• **YOUR OBJECTIVE**
Locate the word "considerando" in the data below, then copy every line that holds it.
------------------------------------
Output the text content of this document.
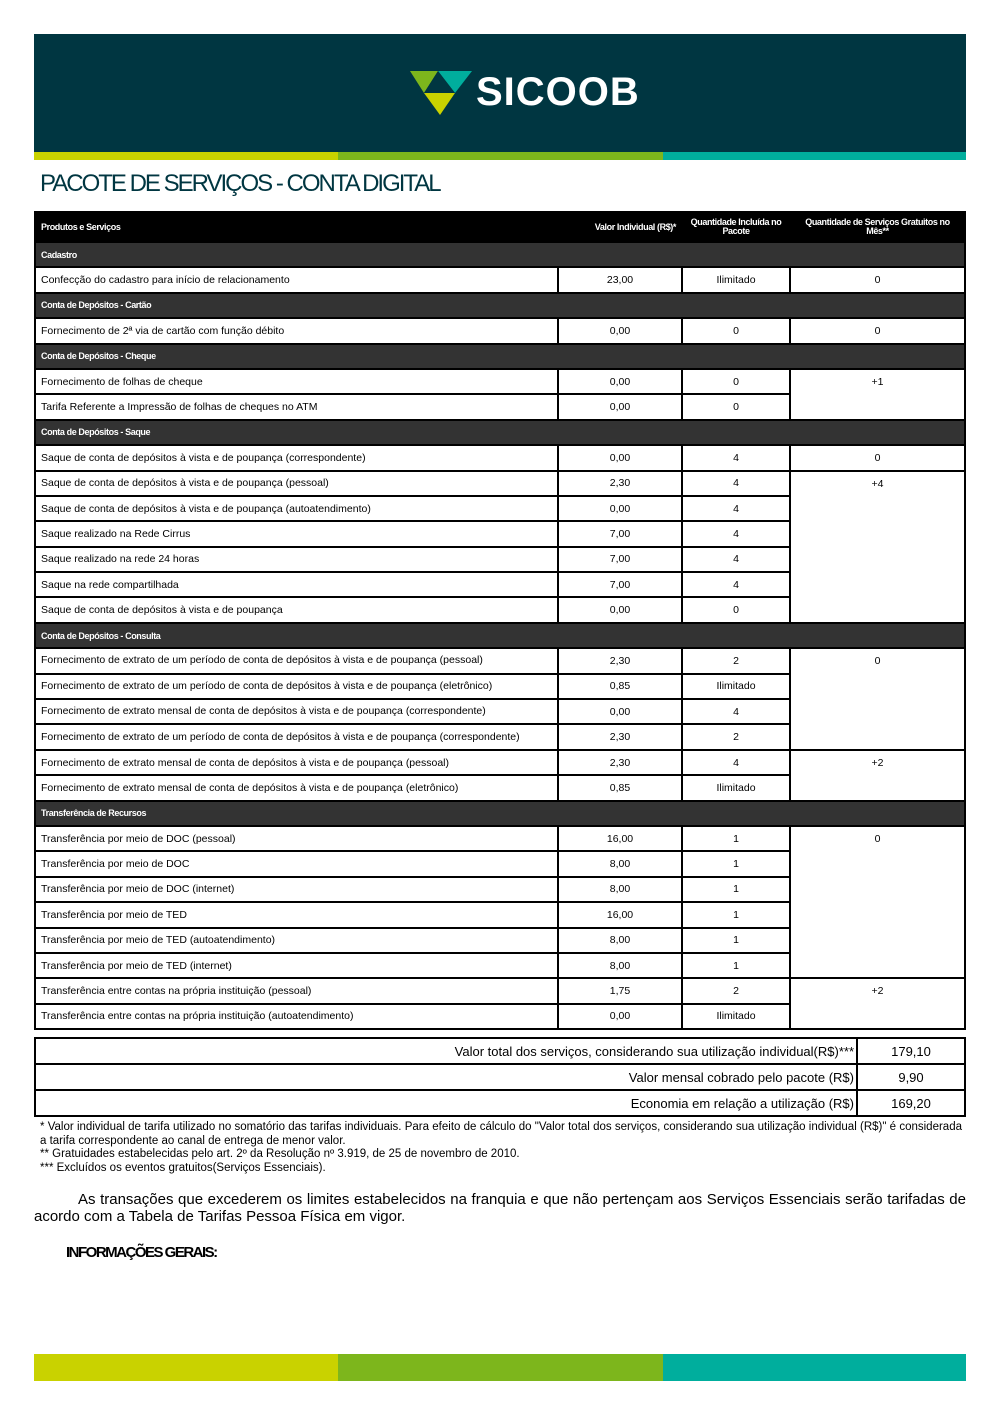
SICOOB
PACOTE DE SERVIÇOS - CONTA DIGITAL
Produtos e Serviços	Valor Individual (R$)*	Quantidade Incluída no Pacote	Quantidade de Serviços Gratuitos no Mês**
Cadastro			
Confecção do cadastro para início de relacionamento	23,00	Ilimitado	0
Conta de Depósitos - Cartão			
Fornecimento de 2ª via de cartão com função débito	0,00	0	0
Conta de Depósitos - Cheque			
Fornecimento de folhas de cheque	0,00	0	+1
Tarifa Referente a Impressão de folhas de cheques no ATM	0,00	0	
Conta de Depósitos - Saque			
Saque de conta de depósitos à vista e de poupança (correspondente)	0,00	4	0
Saque de conta de depósitos à vista e de poupança (pessoal)	2,30	4	+4
Saque de conta de depósitos à vista e de poupança (autoatendimento)	0,00	4	
Saque realizado na Rede Cirrus	7,00	4	
Saque realizado na rede 24 horas	7,00	4	
Saque na rede compartilhada	7,00	4	
Saque de conta de depósitos à vista e de poupança	0,00	0	
Conta de Depósitos - Consulta			
Fornecimento de extrato de um período de conta de depósitos à vista e de poupança (pessoal)	2,30	2	0
Fornecimento de extrato de um período de conta de depósitos à vista e de poupança (eletrônico)	0,85	Ilimitado	
Fornecimento de extrato mensal de conta de depósitos à vista e de poupança (correspondente)	0,00	4	
Fornecimento de extrato de um período de conta de depósitos à vista e de poupança (correspondente)	2,30	2	
Fornecimento de extrato mensal de conta de depósitos à vista e de poupança (pessoal)	2,30	4	+2
Fornecimento de extrato mensal de conta de depósitos à vista e de poupança (eletrônico)	0,85	Ilimitado	
Transferência de Recursos			
Transferência por meio de DOC (pessoal)	16,00	1	0
Transferência por meio de DOC	8,00	1	
Transferência por meio de DOC (internet)	8,00	1	
Transferência por meio de TED	16,00	1	
Transferência por meio de TED (autoatendimento)	8,00	1	
Transferência por meio de TED (internet)	8,00	1	
Transferência entre contas na própria instituição (pessoal)	1,75	2	+2
Transferência entre contas na própria instituição (autoatendimento)	0,00	Ilimitado	
Valor total dos serviços, considerando sua utilização individual(R$)***	179,10
Valor mensal cobrado pelo pacote (R$)	9,90
Economia em relação a utilização (R$)	169,20

* Valor individual de tarifa utilizado no somatório das tarifas individuais. Para efeito de cálculo do "Valor total dos serviços, considerando sua utilização individual (R$)" é considerada a tarifa correspondente ao canal de entrega de menor valor.

** Gratuidades estabelecidas pelo art. 2º da Resolução nº 3.919, de 25 de novembro de 2010.

*** Excluídos os eventos gratuitos(Serviços Essenciais).

As transações que excederem os limites estabelecidos na franquia e que não pertençam aos Serviços Essenciais serão tarifadas de acordo com a Tabela de Tarifas Pessoa Física em vigor.

INFORMAÇÕES GERAIS:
------------------------------------
• **EXERCISE SOLUTION**
Valor total dos serviços, considerando sua utilização individual(R$)***	179,10
* Valor individual de tarifa utilizado no somatório das tarifas individuais. Para efeito de cálculo do "Valor total dos serviços, considerando sua utilização individual (R$)" é considerada a tarifa correspondente ao canal de entrega de menor valor.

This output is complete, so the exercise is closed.